>> START RECORDS FOR THIS EXERCISE
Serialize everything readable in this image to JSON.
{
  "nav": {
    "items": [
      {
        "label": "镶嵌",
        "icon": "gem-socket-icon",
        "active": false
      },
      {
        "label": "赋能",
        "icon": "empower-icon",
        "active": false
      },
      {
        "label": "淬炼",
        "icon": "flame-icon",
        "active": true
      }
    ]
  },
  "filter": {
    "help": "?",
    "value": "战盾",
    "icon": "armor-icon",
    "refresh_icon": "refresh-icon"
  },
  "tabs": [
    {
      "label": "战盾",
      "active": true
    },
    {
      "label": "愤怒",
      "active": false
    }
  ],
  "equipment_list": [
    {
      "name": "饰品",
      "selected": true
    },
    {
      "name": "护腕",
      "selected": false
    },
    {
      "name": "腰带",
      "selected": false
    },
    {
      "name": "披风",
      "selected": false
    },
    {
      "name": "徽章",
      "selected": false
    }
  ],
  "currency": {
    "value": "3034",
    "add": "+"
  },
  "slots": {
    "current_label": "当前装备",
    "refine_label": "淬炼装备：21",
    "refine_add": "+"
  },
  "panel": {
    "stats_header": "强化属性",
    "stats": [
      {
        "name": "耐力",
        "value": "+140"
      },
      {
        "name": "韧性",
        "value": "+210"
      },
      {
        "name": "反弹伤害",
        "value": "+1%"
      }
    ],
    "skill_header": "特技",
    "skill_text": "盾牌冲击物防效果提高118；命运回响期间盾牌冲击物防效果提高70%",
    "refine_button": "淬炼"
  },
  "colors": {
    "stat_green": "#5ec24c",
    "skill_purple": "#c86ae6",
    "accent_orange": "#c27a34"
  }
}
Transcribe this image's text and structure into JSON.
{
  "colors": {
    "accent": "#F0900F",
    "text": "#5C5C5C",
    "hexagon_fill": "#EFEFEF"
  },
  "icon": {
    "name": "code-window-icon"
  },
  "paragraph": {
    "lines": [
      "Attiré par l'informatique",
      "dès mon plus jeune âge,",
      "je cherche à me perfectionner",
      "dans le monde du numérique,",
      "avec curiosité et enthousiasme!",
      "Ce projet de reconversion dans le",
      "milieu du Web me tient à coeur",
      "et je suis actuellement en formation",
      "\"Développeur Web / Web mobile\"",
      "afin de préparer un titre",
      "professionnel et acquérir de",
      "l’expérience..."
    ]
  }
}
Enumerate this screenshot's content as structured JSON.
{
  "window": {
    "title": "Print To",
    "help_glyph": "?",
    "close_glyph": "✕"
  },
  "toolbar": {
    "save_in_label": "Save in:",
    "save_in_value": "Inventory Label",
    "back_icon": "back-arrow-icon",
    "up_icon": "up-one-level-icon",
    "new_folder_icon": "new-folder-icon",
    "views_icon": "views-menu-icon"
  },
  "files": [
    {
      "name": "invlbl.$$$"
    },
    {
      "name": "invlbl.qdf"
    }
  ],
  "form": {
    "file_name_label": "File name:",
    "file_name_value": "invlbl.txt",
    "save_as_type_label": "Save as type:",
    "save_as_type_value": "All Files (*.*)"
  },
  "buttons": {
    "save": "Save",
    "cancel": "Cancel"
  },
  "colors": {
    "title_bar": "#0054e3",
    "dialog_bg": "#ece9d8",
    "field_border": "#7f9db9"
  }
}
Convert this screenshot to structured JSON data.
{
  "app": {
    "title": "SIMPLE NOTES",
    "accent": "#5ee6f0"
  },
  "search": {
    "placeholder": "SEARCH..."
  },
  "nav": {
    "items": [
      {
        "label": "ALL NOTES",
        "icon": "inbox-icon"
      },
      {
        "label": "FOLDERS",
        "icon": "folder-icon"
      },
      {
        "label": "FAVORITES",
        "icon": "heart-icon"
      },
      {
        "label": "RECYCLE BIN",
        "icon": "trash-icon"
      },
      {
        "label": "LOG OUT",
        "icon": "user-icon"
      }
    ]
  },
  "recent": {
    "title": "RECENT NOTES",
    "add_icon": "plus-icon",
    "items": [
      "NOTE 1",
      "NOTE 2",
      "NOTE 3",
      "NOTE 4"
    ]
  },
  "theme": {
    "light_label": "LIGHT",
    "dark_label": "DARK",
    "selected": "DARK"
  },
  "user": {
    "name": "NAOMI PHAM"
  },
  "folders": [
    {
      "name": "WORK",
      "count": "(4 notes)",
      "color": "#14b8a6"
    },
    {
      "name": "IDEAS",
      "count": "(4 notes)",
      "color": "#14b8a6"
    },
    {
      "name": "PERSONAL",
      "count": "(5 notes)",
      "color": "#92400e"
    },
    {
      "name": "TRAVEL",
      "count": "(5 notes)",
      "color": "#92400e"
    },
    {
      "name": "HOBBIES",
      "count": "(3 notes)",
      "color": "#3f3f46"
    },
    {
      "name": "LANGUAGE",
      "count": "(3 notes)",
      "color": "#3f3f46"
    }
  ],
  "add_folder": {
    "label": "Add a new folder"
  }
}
>> END RECORDS FOR THIS EXERCISE
Retype all of the material, keeping each line exact.

Serialize everything readable in this image to JSON.
{
  "nav": {
    "items": [
      {
        "label": "镶嵌",
        "icon": "gem-socket-icon",
        "active": false
      },
      {
        "label": "赋能",
        "icon": "empower-icon",
        "active": false
      },
      {
        "label": "淬炼",
        "icon": "flame-icon",
        "active": true
      }
    ]
  },
  "filter": {
    "help": "?",
    "value": "战盾",
    "icon": "armor-icon",
    "refresh_icon": "refresh-icon"
  },
  "tabs": [
    {
      "label": "战盾",
      "active": true
    },
    {
      "label": "愤怒",
      "active": false
    }
  ],
  "equipment_list": [
    {
      "name": "饰品",
      "selected": true
    },
    {
      "name": "护腕",
      "selected": false
    },
    {
      "name": "腰带",
      "selected": false
    },
    {
      "name": "披风",
      "selected": false
    },
    {
      "name": "徽章",
      "selected": false
    }
  ],
  "currency": {
    "value": "3034",
    "add": "+"
  },
  "slots": {
    "current_label": "当前装备",
    "refine_label": "淬炼装备：21",
    "refine_add": "+"
  },
  "panel": {
    "stats_header": "强化属性",
    "stats": [
      {
        "name": "耐力",
        "value": "+140"
      },
      {
        "name": "韧性",
        "value": "+210"
      },
      {
        "name": "反弹伤害",
        "value": "+1%"
      }
    ],
    "skill_header": "特技",
    "skill_text": "盾牌冲击物防效果提高118；命运回响期间盾牌冲击物防效果提高70%",
    "refine_button": "淬炼"
  },
  "colors": {
    "stat_green": "#5ec24c",
    "skill_purple": "#c86ae6",
    "accent_orange": "#c27a34"
  }
}
Transcribe this image's text and structure into JSON.
{
  "colors": {
    "accent": "#F0900F",
    "text": "#5C5C5C",
    "hexagon_fill": "#EFEFEF"
  },
  "icon": {
    "name": "code-window-icon"
  },
  "paragraph": {
    "lines": [
      "Attiré par l'informatique",
      "dès mon plus jeune âge,",
      "je cherche à me perfectionner",
      "dans le monde du numérique,",
      "avec curiosité et enthousiasme!",
      "Ce projet de reconversion dans le",
      "milieu du Web me tient à coeur",
      "et je suis actuellement en formation",
      "\"Développeur Web / Web mobile\"",
      "afin de préparer un titre",
      "professionnel et acquérir de",
      "l’expérience..."
    ]
  }
}
Enumerate this screenshot's content as structured JSON.
{
  "window": {
    "title": "Print To",
    "help_glyph": "?",
    "close_glyph": "✕"
  },
  "toolbar": {
    "save_in_label": "Save in:",
    "save_in_value": "Inventory Label",
    "back_icon": "back-arrow-icon",
    "up_icon": "up-one-level-icon",
    "new_folder_icon": "new-folder-icon",
    "views_icon": "views-menu-icon"
  },
  "files": [
    {
      "name": "invlbl.$$$"
    },
    {
      "name": "invlbl.qdf"
    }
  ],
  "form": {
    "file_name_label": "File name:",
    "file_name_value": "invlbl.txt",
    "save_as_type_label": "Save as type:",
    "save_as_type_value": "All Files (*.*)"
  },
  "buttons": {
    "save": "Save",
    "cancel": "Cancel"
  },
  "colors": {
    "title_bar": "#0054e3",
    "dialog_bg": "#ece9d8",
    "field_border": "#7f9db9"
  }
}
Convert this screenshot to structured JSON data.
{
  "app": {
    "title": "SIMPLE NOTES",
    "accent": "#5ee6f0"
  },
  "search": {
    "placeholder": "SEARCH..."
  },
  "nav": {
    "items": [
      {
        "label": "ALL NOTES",
        "icon": "inbox-icon"
      },
      {
        "label": "FOLDERS",
        "icon": "folder-icon"
      },
      {
        "label": "FAVORITES",
        "icon": "heart-icon"
      },
      {
        "label": "RECYCLE BIN",
        "icon": "trash-icon"
      },
      {
        "label": "LOG OUT",
        "icon": "user-icon"
      }
    ]
  },
  "recent": {
    "title": "RECENT NOTES",
    "add_icon": "plus-icon",
    "items": [
      "NOTE 1",
      "NOTE 2",
      "NOTE 3",
      "NOTE 4"
    ]
  },
  "theme": {
    "light_label": "LIGHT",
    "dark_label": "DARK",
    "selected": "DARK"
  },
  "user": {
    "name": "NAOMI PHAM"
  },
  "folders": [
    {
      "name": "WORK",
      "count": "(4 notes)",
      "color": "#14b8a6"
    },
    {
      "name": "IDEAS",
      "count": "(4 notes)",
      "color": "#14b8a6"
    },
    {
      "name": "PERSONAL",
      "count": "(5 notes)",
      "color": "#92400e"
    },
    {
      "name": "TRAVEL",
      "count": "(5 notes)",
      "color": "#92400e"
    },
    {
      "name": "HOBBIES",
      "count": "(3 notes)",
      "color": "#3f3f46"
    },
    {
      "name": "LANGUAGE",
      "count": "(3 notes)",
      "color": "#3f3f46"
    }
  ],
  "add_folder": {
    "label": "Add a new folder"
  }
}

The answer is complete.